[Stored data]
+++

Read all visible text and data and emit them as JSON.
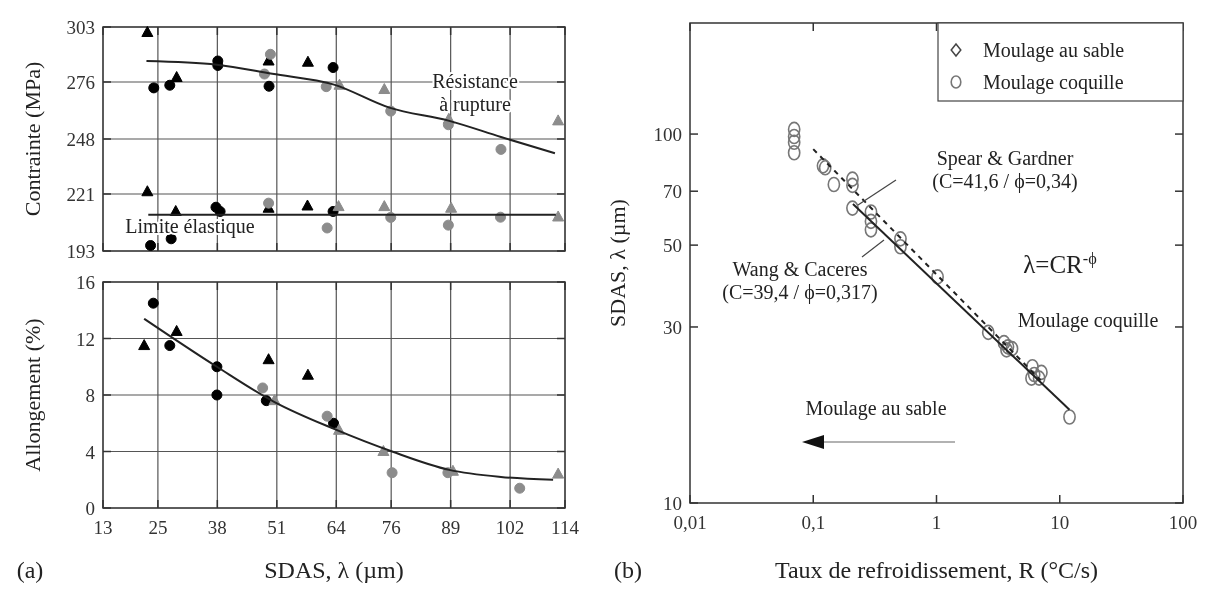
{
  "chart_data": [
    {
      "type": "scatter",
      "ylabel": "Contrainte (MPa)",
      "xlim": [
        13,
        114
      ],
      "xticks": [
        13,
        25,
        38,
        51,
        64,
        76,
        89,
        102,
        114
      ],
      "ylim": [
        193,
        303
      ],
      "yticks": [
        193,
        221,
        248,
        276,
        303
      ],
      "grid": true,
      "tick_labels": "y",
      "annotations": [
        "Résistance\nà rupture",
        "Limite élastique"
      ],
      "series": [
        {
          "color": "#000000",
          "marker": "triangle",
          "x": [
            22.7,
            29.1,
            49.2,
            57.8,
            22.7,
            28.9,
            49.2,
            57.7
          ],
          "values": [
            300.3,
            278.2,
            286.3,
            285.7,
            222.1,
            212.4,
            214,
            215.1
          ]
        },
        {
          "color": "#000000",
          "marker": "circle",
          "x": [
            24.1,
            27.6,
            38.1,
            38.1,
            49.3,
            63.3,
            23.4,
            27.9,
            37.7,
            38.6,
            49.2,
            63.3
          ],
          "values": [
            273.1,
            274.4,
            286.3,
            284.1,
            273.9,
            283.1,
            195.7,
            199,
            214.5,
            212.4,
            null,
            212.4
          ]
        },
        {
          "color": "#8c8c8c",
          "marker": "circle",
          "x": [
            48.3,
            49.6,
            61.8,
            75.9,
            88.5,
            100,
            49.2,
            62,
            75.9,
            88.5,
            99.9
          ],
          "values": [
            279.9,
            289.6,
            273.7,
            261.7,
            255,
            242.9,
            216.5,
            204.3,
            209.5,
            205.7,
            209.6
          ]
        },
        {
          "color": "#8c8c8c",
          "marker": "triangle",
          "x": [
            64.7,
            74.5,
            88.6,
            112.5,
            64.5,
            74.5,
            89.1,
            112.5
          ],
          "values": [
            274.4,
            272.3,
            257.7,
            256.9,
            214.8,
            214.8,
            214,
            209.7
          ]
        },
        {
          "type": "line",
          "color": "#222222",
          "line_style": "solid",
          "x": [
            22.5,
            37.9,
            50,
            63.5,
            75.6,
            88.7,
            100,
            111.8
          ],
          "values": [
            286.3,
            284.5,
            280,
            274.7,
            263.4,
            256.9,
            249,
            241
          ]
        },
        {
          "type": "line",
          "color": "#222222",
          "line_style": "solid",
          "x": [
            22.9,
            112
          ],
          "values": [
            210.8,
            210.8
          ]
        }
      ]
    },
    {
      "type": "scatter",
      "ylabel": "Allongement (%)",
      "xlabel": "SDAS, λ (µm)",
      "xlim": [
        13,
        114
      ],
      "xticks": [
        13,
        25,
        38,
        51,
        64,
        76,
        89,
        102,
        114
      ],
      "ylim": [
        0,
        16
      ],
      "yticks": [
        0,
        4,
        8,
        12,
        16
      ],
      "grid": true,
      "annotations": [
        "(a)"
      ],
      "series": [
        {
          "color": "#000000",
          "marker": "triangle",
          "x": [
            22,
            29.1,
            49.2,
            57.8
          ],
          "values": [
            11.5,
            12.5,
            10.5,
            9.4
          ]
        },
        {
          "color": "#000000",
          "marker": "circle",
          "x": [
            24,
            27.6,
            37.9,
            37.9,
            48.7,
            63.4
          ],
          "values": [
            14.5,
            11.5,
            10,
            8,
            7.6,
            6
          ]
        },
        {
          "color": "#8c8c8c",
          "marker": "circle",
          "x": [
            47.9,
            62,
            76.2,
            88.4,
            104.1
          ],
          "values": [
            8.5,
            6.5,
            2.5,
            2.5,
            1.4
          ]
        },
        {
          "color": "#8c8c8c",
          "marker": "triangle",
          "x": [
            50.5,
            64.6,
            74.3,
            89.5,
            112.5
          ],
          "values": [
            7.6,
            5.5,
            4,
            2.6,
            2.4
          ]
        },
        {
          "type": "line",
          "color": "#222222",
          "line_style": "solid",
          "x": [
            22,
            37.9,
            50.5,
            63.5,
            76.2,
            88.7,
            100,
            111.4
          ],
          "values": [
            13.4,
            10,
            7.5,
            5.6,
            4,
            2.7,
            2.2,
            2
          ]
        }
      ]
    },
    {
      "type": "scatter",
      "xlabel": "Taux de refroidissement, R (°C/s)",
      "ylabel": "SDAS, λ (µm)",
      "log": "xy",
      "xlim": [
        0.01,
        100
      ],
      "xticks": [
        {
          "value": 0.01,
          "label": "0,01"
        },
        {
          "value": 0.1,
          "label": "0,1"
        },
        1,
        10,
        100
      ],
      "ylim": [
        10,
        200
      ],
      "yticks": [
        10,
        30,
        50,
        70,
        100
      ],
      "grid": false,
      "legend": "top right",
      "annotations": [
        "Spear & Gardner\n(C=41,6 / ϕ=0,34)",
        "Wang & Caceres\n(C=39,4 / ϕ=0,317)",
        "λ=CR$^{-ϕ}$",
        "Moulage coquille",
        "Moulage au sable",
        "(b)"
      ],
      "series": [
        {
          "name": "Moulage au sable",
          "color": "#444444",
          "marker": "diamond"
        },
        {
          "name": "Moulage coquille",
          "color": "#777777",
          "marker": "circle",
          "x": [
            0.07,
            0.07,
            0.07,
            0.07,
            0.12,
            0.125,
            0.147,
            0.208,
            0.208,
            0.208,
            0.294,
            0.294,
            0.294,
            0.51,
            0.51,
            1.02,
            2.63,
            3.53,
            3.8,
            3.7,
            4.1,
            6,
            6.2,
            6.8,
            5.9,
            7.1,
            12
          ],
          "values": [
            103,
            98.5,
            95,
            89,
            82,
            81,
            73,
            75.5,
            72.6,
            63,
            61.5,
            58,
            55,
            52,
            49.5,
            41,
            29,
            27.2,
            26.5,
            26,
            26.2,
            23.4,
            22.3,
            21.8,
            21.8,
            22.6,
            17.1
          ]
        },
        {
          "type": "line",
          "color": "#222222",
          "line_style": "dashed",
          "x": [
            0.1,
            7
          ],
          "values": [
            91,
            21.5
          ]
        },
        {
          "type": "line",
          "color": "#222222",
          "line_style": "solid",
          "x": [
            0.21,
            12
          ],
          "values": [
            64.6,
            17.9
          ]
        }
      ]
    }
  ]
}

+++

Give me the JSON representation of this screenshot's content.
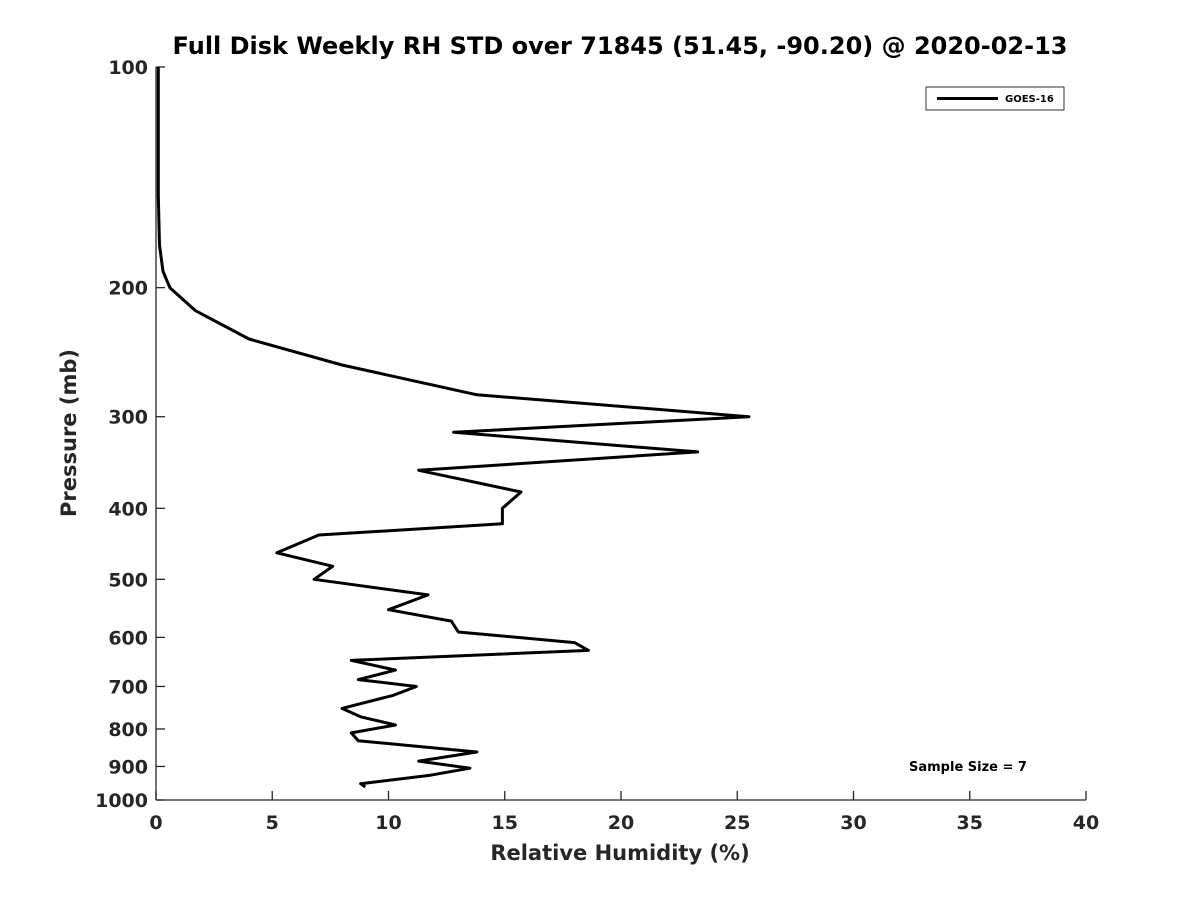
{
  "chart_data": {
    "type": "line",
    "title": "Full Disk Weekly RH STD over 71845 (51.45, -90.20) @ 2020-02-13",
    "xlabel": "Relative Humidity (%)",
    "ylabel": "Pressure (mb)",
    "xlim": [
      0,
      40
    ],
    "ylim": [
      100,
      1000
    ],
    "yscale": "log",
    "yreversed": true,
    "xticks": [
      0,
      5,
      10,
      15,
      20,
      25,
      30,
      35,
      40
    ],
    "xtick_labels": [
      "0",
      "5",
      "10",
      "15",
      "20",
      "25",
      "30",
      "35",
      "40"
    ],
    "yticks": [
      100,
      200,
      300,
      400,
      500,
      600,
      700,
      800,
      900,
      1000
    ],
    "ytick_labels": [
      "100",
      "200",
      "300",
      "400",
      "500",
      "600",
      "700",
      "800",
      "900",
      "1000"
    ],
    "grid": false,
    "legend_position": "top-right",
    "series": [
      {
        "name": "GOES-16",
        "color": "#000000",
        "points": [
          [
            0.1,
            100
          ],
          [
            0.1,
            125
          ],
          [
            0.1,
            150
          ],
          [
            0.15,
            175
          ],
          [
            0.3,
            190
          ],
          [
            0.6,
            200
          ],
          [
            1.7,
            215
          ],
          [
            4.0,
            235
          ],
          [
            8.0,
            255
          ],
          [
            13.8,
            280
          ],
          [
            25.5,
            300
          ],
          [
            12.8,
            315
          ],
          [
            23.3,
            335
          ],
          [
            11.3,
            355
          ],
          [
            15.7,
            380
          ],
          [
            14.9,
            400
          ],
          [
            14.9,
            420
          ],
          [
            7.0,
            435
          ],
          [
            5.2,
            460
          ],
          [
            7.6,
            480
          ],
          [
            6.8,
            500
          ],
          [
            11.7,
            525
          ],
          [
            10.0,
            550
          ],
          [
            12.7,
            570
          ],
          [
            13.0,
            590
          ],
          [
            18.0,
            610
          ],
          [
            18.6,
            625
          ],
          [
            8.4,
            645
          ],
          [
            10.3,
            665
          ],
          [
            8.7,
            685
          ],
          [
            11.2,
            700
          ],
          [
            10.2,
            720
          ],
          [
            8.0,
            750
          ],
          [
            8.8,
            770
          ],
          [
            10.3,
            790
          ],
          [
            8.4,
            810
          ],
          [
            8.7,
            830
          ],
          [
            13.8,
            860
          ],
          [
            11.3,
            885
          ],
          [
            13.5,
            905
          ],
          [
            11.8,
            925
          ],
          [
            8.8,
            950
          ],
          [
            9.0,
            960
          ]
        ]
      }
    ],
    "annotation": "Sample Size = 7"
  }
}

+++

Reproduce each line holding the word "JSON".

Read all visible text and data and emit them as JSON.
Give me the JSON representation of this screenshot's content.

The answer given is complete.